RECORDS TO PROCESS
# # # # #

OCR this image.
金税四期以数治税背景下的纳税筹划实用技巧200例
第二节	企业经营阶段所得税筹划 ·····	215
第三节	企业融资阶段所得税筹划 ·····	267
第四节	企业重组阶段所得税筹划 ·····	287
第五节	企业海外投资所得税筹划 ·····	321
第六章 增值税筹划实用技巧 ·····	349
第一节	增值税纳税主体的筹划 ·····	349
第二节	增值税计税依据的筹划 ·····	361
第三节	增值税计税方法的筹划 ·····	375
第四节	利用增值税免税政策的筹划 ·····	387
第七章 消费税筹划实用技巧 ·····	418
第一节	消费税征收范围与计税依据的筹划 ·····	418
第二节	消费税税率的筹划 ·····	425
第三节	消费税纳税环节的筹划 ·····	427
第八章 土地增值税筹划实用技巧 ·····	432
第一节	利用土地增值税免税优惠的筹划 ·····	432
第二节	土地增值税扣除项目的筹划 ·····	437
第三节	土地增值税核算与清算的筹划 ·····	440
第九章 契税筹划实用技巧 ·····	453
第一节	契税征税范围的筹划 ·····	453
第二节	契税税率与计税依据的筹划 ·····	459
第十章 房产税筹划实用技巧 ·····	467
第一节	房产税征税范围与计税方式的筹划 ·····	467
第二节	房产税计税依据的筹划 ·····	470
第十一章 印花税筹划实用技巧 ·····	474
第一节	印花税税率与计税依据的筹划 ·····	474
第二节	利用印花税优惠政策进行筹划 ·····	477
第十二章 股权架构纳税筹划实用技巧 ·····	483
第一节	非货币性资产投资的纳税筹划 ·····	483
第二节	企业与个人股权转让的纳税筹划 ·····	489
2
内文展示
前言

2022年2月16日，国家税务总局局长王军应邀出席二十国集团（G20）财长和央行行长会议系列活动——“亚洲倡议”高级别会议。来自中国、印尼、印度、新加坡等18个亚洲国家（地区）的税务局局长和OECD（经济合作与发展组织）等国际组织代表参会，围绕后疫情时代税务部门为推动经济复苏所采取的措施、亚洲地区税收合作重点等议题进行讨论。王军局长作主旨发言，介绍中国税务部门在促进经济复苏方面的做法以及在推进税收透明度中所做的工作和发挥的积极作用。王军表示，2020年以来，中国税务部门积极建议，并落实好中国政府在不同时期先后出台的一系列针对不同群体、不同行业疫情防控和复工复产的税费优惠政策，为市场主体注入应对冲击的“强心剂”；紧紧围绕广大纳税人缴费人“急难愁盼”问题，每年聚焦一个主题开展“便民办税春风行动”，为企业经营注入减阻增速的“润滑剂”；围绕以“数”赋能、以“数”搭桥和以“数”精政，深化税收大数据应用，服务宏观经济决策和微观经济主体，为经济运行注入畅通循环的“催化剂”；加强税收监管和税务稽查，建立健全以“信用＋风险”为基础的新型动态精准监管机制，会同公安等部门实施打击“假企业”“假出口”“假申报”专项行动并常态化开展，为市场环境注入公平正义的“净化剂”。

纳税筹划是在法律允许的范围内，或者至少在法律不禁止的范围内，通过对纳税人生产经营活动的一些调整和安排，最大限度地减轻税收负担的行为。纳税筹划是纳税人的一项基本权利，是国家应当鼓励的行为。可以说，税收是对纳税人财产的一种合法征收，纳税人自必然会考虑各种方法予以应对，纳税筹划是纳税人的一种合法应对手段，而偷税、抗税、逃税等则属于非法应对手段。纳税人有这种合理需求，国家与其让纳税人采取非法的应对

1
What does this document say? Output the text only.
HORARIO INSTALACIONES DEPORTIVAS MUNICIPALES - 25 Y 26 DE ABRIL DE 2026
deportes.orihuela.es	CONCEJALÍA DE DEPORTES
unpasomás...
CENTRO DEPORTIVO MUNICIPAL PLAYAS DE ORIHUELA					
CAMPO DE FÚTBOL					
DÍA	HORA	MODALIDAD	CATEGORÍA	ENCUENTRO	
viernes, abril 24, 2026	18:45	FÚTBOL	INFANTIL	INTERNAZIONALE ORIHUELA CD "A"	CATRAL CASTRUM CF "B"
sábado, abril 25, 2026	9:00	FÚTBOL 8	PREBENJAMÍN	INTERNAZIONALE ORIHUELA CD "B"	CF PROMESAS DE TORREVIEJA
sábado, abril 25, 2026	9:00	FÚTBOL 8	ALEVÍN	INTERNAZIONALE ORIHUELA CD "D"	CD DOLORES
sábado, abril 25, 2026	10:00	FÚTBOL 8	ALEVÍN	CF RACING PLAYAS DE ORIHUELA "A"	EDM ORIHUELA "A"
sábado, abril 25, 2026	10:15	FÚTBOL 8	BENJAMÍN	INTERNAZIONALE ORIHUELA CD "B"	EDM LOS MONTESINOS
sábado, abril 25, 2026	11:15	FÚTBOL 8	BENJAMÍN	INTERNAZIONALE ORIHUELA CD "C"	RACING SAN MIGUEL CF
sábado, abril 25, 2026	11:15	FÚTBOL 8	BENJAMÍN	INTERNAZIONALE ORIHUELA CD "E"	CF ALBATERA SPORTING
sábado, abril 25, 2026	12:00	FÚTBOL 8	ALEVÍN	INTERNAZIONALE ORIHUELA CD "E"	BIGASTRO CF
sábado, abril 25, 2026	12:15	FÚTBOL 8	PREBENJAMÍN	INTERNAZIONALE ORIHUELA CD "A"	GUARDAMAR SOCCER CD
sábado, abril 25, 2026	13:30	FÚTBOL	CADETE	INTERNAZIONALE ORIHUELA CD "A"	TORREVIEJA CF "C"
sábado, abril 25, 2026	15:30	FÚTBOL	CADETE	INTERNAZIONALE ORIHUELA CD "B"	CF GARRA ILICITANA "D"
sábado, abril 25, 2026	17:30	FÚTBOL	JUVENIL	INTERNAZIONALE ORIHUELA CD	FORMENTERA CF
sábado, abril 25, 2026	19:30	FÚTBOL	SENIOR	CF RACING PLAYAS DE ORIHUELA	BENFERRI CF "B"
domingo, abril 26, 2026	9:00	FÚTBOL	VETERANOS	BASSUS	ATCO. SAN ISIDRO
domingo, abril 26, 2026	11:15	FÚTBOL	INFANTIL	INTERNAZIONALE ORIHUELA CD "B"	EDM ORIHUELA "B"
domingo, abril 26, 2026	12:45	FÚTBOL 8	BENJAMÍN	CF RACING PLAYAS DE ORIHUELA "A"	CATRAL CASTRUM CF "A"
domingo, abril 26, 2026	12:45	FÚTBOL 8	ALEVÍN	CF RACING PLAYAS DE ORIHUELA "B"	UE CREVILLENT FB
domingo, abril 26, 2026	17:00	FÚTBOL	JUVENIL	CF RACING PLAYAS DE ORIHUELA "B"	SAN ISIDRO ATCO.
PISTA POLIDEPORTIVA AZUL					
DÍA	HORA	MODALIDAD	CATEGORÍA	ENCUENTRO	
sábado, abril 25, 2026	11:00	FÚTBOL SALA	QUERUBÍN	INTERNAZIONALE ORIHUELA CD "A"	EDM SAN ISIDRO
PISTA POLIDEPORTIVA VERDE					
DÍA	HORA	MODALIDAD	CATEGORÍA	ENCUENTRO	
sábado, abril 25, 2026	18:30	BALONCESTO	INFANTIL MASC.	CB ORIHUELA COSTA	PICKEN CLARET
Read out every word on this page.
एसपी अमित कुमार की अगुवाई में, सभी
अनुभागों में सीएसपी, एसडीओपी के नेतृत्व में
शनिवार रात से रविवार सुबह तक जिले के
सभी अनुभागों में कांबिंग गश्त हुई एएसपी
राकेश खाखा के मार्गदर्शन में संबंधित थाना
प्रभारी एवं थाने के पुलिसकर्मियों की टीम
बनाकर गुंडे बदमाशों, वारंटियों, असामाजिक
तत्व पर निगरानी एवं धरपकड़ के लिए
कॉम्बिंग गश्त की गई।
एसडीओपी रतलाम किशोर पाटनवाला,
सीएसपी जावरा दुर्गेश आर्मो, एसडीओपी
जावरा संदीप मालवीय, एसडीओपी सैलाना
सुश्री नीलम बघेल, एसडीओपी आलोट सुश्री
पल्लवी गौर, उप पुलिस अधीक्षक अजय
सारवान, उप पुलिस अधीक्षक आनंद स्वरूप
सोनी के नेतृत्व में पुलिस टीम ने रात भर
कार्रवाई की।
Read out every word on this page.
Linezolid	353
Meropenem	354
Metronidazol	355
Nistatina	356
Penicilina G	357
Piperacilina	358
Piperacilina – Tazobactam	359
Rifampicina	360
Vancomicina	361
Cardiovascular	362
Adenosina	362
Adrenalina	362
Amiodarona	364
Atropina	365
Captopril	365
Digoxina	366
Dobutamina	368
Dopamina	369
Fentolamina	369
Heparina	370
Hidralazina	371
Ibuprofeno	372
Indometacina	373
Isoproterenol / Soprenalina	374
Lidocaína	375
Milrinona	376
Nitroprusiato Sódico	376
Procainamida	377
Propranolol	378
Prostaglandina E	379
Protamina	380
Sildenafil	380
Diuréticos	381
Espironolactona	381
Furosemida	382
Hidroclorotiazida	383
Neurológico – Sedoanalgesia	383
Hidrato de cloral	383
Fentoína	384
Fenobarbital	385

# # # # #

GIVEN EXERCISE
The records are above. How many lines in them contain the word "RACING"? Give the number alone.

COMPLETED EXERCISE
6